# Start of DATA SECTION
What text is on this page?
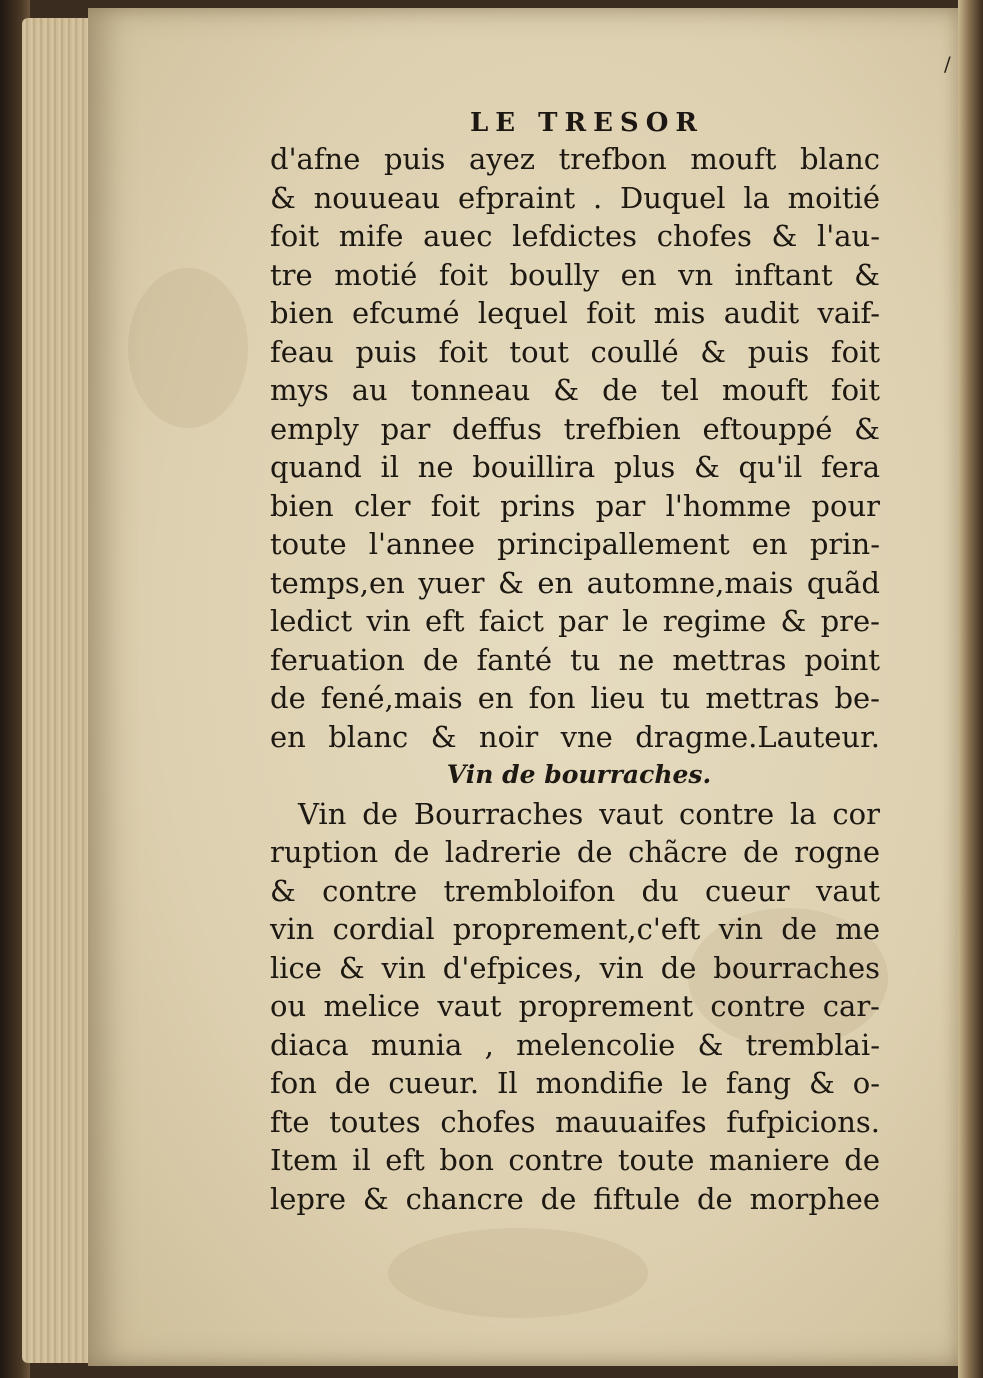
/
LE TRESOR
d'afne puis ayez trefbon mouft blanc
& nouueau efpraint . Duquel la moitié
foit mife auec lefdictes chofes & l'au-
tre motié foit boully en vn inftant &
bien efcumé lequel foit mis audit vaif-
feau puis foit tout coullé & puis foit
mys au tonneau & de tel mouft foit
emply par deffus trefbien eftouppé &
quand il ne bouillira plus & qu'il fera
bien cler foit prins par l'homme pour
toute l'annee principallement en prin-
temps,en yuer & en automne,mais quãd
ledict vin eft faict par le regime & pre-
feruation de fanté tu ne mettras point
de fené,mais en fon lieu tu mettras be-
en blanc & noir vne dragme.Lauteur.
Vin de bourraches.
Vin de Bourraches vaut contre la cor
ruption de ladrerie de chãcre de rogne
& contre trembloifon du cueur vaut
vin cordial proprement,c'eft vin de me
lice & vin d'efpices, vin de bourraches
ou melice vaut proprement contre car-
diaca munia , melencolie & tremblai-
fon de cueur. Il mondifie le fang & o-
fte toutes chofes mauuaifes fufpicions.
Item il eft bon contre toute maniere de
lepre & chancre de fiftule de morphee
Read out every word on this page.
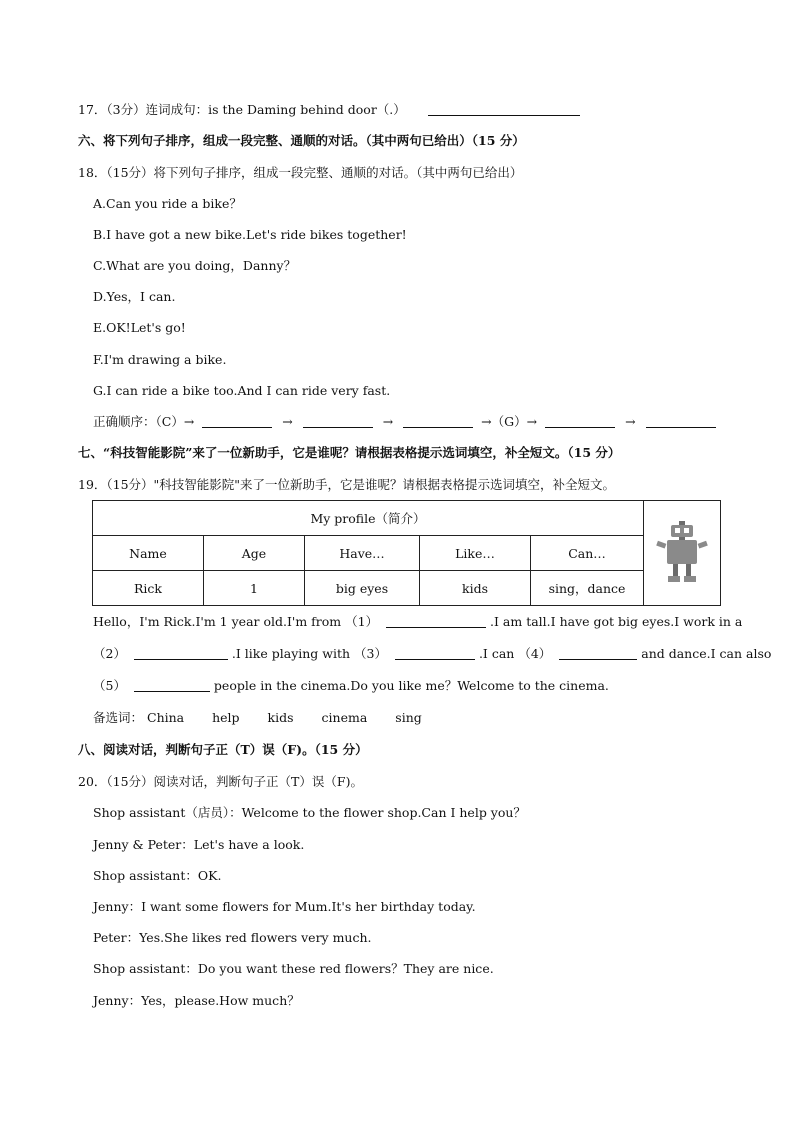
17．（3分）连词成句：is the Daming behind door（.）
六、将下列句子排序，组成一段完整、通顺的对话。（其中两句已给出）（15 分）
18．（15分）将下列句子排序，组成一段完整、通顺的对话。（其中两句已给出）
A.Can you ride a bike？
B.I have got a new bike.Let's ride bikes together!
C.What are you doing，Danny？
D.Yes，I can.
E.OK!Let's go!
F.I'm drawing a bike.
G.I can ride a bike too.And I can ride very fast.
正确顺序：（C）→	→	→	→（G）→	→
七、“科技智能影院”来了一位新助手，它是谁呢？请根据表格提示选词填空，补全短文。（15 分）
19．（15分）"科技智能影院"来了一位新助手，它是谁呢？请根据表格提示选词填空，补全短文。
My profile（简介）	
Name	Age	Have…	Like…	Can…	
Rick	1	big eyes	kids	sing，dance	
Hello，I'm Rick.I'm 1 year old.I'm from （1）	.I am tall.I have got big eyes.I work in a
（2）	.I like playing with （3）	.I can （4）	and dance.I can also
（5）	people in the cinema.Do you like me？Welcome to the cinema.
备选词： China help kids cinema sing
八、阅读对话，判断句子正（T）误（F)。（15 分）
20．（15分）阅读对话，判断句子正（T）误（F)。
Shop assistant（店员）：Welcome to the flower shop.Can I help you？
Jenny & Peter：Let's have a look.
Shop assistant：OK.
Jenny：I want some flowers for Mum.It's her birthday today.
Peter：Yes.She likes red flowers very much.
Shop assistant：Do you want these red flowers？They are nice.
Jenny：Yes，please.How much？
# End of DATA SECTION
== WORK TO BE COMPLETED ==
Copy out every line that includes the word "请根据表格提示选词填空".

== ANSWER TO THIS TASK ==
七、“科技智能影院”来了一位新助手，它是谁呢？请根据表格提示选词填空，补全短文。（15 分）
19．（15分）"科技智能影院"来了一位新助手，它是谁呢？请根据表格提示选词填空，补全短文。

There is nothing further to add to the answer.